**Extract to read:**
········

188 The Great Controversy
The priests, bent upon keeping the popular fury at its height, circulated
the most terrible accusations against the Protestants. They
were charged with plotting to massacre the Catholics, to overthrow
the government, and to murder the king. Not a shadow of evidence
could be produced in support of the allegations. Yet these prophecies
of evil were to have a fulfillment; under far different circumstances,
however, and from causes of an opposite character. The cruelties that
were inflicted upon the innocent Protestants by the Catholics accumulated
in a weight of retribution, and in after centuries wrought the
very doom they had predicted to be impending, upon the king, his
[227] government, and his subjects; but it was brought about by infidels
and by the papists themselves. It was not the establishment, but the
suppression, of Protestantism, that, three hundred years later, was to
bring upon France these dire calamities.
Suspicion, distrust, and terror now pervaded all classes of society.
Amid the general alarm it was seen how deep a hold the Lutheran
teaching had gained upon the minds of men who stood highest for
education, influence, and excellence of character. Positions of trust
and honor were suddenly found vacant. Artisans, printers, scholars,
professors in the universities, authors, and even courtiers, disappeared.
Hundreds fled from Paris, self-constituted exiles from their native
land, in many cases thus giving the first intimation that they favored
the reformed faith. The papists looked about them in amazement at
thought of the unsuspected heretics that had been tolerated among
them. Their rage spent itself upon the multitudes of humbler victims
who were within their power. The prisons were crowded, and the very
air seemed darkened with the smoke of burning piles, kindled for the
confessors of the gospel.
Francis I had gloried in being a leader in the great movement for the
revival of learning which marked the opening of the sixteenth century.
He had delighted to gather at his court men of letters from every
country. To his love of learning and his contempt for the ignorance
and superstition of the monks was due, in part at least, the degree of
toleration that had been granted to the reform. But, inspired with zeal
to stamp out heresy, this patron of learning issued an edict declaring
printing abolished all over France! Francis I presents one among the
many examples on record showing that intellectual culture is not a
safeguard against religious intolerance and persecution.
French Reformation 189
France by a solemn and public ceremony was to commit herself
fully to the destruction of Protestantism. The priests demanded that
the affront offered to High Heaven in the condemnation of the mass be
expiated in blood, and that the king, in behalf of his people, publicly
give his sanction to the dreadful work. [228]
The 21st of January, 1535, was fixed upon for the awful ceremonial.
The superstitious fears and bigoted hatred of the whole nation had
been roused. Paris was thronged with the multitudes that from all the
surrounding country crowded her streets. The day was to be ushered
in by a vast and imposing procession. “The houses along the line of
march were hung with mourning drapery, and altars rose at intervals.”
Before every door was a lighted torch in honor of the “holy sacrament.”

········

Image layout annotations
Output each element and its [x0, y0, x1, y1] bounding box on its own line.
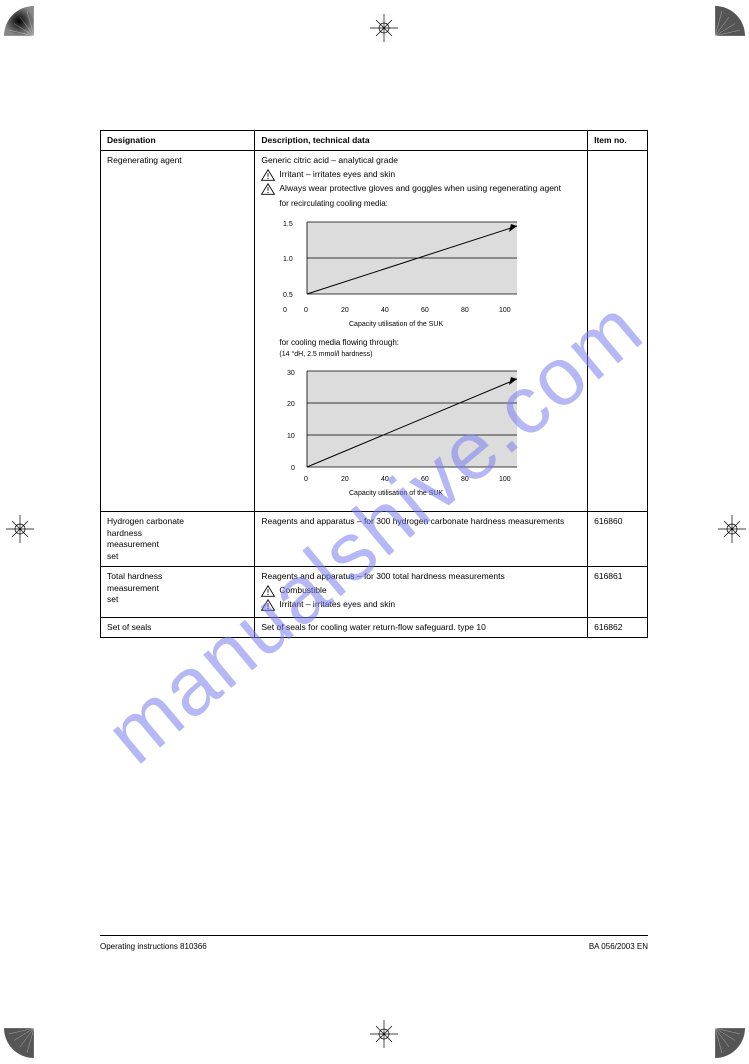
table-row: Total hardness measurement set Reagents …	[101, 567, 648, 617]
warning-line: Combustible	[261, 585, 581, 597]
warning-triangle-icon	[261, 599, 275, 611]
cell-description: Reagents and apparatus – for 300 total h…	[255, 567, 588, 617]
cell-item: 616861	[588, 567, 648, 617]
table-row: Set of seals Set of seals for cooling wa…	[101, 617, 648, 637]
cell-designation: Set of seals	[101, 617, 255, 637]
svg-text:80: 80	[461, 476, 469, 483]
specs-table: Designation Description, technical data …	[100, 130, 648, 638]
warning-line: Always wear protective gloves and goggle…	[261, 183, 581, 195]
svg-text:0: 0	[304, 307, 308, 314]
svg-text:20: 20	[341, 307, 349, 314]
svg-text:20: 20	[341, 476, 349, 483]
svg-text:0: 0	[291, 465, 295, 472]
registration-mark-bottom	[370, 1020, 398, 1048]
registration-mark-right	[718, 515, 746, 543]
svg-text:40: 40	[381, 307, 389, 314]
description-text: Reagents and apparatus – for 300 total h…	[261, 571, 581, 582]
corner-fan-icon	[4, 6, 34, 36]
corner-fan-icon	[4, 1028, 34, 1058]
chart-title: for cooling media flowing through: (14 °…	[279, 338, 581, 360]
content-page: Designation Description, technical data …	[100, 130, 648, 638]
cell-item	[588, 151, 648, 512]
cell-item: 616862	[588, 617, 648, 637]
header-description: Description, technical data	[255, 131, 588, 151]
warning-line: Irritant – irritates eyes and skin	[261, 169, 581, 181]
page-footer: Operating instructions 810366 BA 056/200…	[100, 935, 648, 951]
cell-description: Reagents and apparatus – for 300 hydroge…	[255, 512, 588, 567]
header-designation: Designation	[101, 131, 255, 151]
warning-text: Irritant – irritates eyes and skin	[279, 169, 395, 180]
warning-text: Always wear protective gloves and goggle…	[279, 183, 561, 194]
cell-designation: Hydrogen carbonate hardness measurement …	[101, 512, 255, 567]
warning-triangle-icon	[261, 585, 275, 597]
svg-text:Capacity utilisation of the SU: Capacity utilisation of the SUK	[349, 321, 443, 328]
table-header-row: Designation Description, technical data …	[101, 131, 648, 151]
header-item: Item no.	[588, 131, 648, 151]
table-row: Regenerating agent Generic citric acid –…	[101, 151, 648, 512]
warning-triangle-icon	[261, 183, 275, 195]
warning-text: Irritant – irritates eyes and skin	[279, 599, 395, 610]
svg-text:100: 100	[499, 307, 511, 314]
svg-text:100: 100	[499, 476, 511, 483]
cell-description: Set of seals for cooling water return-fl…	[255, 617, 588, 637]
svg-text:1.0: 1.0	[283, 256, 293, 263]
svg-text:1.5: 1.5	[283, 221, 293, 228]
svg-text:60: 60	[421, 307, 429, 314]
footer-left: Operating instructions 810366	[100, 942, 207, 951]
cell-description: Generic citric acid – analytical grade I…	[255, 151, 588, 512]
svg-text:0: 0	[283, 307, 287, 314]
svg-text:10: 10	[287, 433, 295, 440]
regen-chart-recirculating: 1.5 1.0 0.5 0 0 20 40 60 80 100 Capacity…	[279, 214, 539, 334]
regen-chart-flowthrough: 30 20 10 0 0 20 40 60 80 100 Capacity ut…	[279, 363, 539, 503]
registration-mark-left	[6, 515, 34, 543]
cell-designation: Regenerating agent	[101, 151, 255, 512]
warning-triangle-icon	[261, 169, 275, 181]
warning-line: Irritant – irritates eyes and skin	[261, 599, 581, 611]
svg-text:20: 20	[287, 401, 295, 408]
svg-text:30: 30	[287, 370, 295, 377]
corner-fan-icon	[715, 1028, 745, 1058]
registration-mark-top	[370, 14, 398, 42]
svg-text:60: 60	[421, 476, 429, 483]
svg-text:0.5: 0.5	[283, 292, 293, 299]
warning-text: Combustible	[279, 585, 326, 596]
svg-text:0: 0	[304, 476, 308, 483]
cell-item: 616860	[588, 512, 648, 567]
corner-fan-icon	[715, 6, 745, 36]
table-row: Hydrogen carbonate hardness measurement …	[101, 512, 648, 567]
svg-text:Capacity utilisation of the SU: Capacity utilisation of the SUK	[349, 490, 443, 497]
chart-title: for recirculating cooling media:	[279, 199, 581, 210]
footer-right: BA 056/2003 EN	[589, 942, 648, 951]
generic-text: Generic citric acid – analytical grade	[261, 155, 581, 166]
svg-text:40: 40	[381, 476, 389, 483]
cell-designation: Total hardness measurement set	[101, 567, 255, 617]
svg-text:80: 80	[461, 307, 469, 314]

········

**The exercise:**
According to the text on the French Reformation, what did the edict issued by Francis I declare?

**Complete answer:**
It declared printing abolished all over France.